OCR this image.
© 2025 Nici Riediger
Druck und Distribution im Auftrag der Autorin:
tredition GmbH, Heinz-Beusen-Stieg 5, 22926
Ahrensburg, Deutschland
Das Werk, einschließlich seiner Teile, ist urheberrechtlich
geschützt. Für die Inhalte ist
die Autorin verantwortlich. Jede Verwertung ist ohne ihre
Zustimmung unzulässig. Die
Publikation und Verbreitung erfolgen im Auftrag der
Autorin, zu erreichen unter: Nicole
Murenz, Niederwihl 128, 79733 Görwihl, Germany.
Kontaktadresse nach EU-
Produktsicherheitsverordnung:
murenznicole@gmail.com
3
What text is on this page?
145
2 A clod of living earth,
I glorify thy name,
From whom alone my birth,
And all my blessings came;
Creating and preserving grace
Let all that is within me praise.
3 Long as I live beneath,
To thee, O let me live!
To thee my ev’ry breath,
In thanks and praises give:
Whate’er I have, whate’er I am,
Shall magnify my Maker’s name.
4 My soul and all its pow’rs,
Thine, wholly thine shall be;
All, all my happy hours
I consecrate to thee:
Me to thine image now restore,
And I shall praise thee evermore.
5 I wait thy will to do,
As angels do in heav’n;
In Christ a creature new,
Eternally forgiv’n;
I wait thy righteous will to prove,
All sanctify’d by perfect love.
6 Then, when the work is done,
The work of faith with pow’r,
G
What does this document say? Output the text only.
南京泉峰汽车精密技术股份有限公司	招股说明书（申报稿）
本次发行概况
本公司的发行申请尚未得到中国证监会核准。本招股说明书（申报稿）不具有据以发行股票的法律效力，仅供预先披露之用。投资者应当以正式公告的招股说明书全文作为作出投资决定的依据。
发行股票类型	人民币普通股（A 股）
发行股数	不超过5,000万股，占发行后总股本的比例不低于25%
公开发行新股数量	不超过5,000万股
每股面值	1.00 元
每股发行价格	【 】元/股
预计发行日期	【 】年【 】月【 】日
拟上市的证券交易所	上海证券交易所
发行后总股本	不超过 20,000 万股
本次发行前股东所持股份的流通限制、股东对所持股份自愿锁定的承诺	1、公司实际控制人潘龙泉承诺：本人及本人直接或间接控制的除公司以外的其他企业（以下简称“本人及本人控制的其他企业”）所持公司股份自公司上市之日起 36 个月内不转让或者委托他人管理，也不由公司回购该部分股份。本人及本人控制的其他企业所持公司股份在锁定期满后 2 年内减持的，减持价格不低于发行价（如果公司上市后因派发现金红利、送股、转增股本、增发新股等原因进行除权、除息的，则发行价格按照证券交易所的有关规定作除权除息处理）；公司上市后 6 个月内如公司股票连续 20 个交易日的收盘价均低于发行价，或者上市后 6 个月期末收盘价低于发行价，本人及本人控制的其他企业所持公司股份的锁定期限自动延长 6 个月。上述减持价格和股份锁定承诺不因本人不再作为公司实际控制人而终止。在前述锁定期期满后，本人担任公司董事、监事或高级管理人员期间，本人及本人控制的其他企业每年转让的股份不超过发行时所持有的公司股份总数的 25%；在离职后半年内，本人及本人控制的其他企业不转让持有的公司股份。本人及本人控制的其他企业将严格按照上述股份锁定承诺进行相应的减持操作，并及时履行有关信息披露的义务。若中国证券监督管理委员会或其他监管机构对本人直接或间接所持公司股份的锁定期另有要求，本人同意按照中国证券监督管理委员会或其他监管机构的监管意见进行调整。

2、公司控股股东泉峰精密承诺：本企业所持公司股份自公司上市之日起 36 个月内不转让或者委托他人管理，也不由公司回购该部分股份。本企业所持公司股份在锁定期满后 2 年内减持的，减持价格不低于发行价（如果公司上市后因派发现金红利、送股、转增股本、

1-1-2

--- --- ---

Reproduce exactly, with nothing added, the lines from the one that contains "What does this" to the end of the data.

What does this document say? Output the text only.
南京泉峰汽车精密技术股份有限公司	招股说明书（申报稿）
本次发行概况
本公司的发行申请尚未得到中国证监会核准。本招股说明书（申报稿）不具有据以发行股票的法律效力，仅供预先披露之用。投资者应当以正式公告的招股说明书全文作为作出投资决定的依据。
发行股票类型	人民币普通股（A 股）
发行股数	不超过5,000万股，占发行后总股本的比例不低于25%
公开发行新股数量	不超过5,000万股
每股面值	1.00 元
每股发行价格	【 】元/股
预计发行日期	【 】年【 】月【 】日
拟上市的证券交易所	上海证券交易所
发行后总股本	不超过 20,000 万股
本次发行前股东所持股份的流通限制、股东对所持股份自愿锁定的承诺	1、公司实际控制人潘龙泉承诺：本人及本人直接或间接控制的除公司以外的其他企业（以下简称“本人及本人控制的其他企业”）所持公司股份自公司上市之日起 36 个月内不转让或者委托他人管理，也不由公司回购该部分股份。本人及本人控制的其他企业所持公司股份在锁定期满后 2 年内减持的，减持价格不低于发行价（如果公司上市后因派发现金红利、送股、转增股本、增发新股等原因进行除权、除息的，则发行价格按照证券交易所的有关规定作除权除息处理）；公司上市后 6 个月内如公司股票连续 20 个交易日的收盘价均低于发行价，或者上市后 6 个月期末收盘价低于发行价，本人及本人控制的其他企业所持公司股份的锁定期限自动延长 6 个月。上述减持价格和股份锁定承诺不因本人不再作为公司实际控制人而终止。在前述锁定期期满后，本人担任公司董事、监事或高级管理人员期间，本人及本人控制的其他企业每年转让的股份不超过发行时所持有的公司股份总数的 25%；在离职后半年内，本人及本人控制的其他企业不转让持有的公司股份。本人及本人控制的其他企业将严格按照上述股份锁定承诺进行相应的减持操作，并及时履行有关信息披露的义务。若中国证券监督管理委员会或其他监管机构对本人直接或间接所持公司股份的锁定期另有要求，本人同意按照中国证券监督管理委员会或其他监管机构的监管意见进行调整。

2、公司控股股东泉峰精密承诺：本企业所持公司股份自公司上市之日起 36 个月内不转让或者委托他人管理，也不由公司回购该部分股份。本企业所持公司股份在锁定期满后 2 年内减持的，减持价格不低于发行价（如果公司上市后因派发现金红利、送股、转增股本、

1-1-2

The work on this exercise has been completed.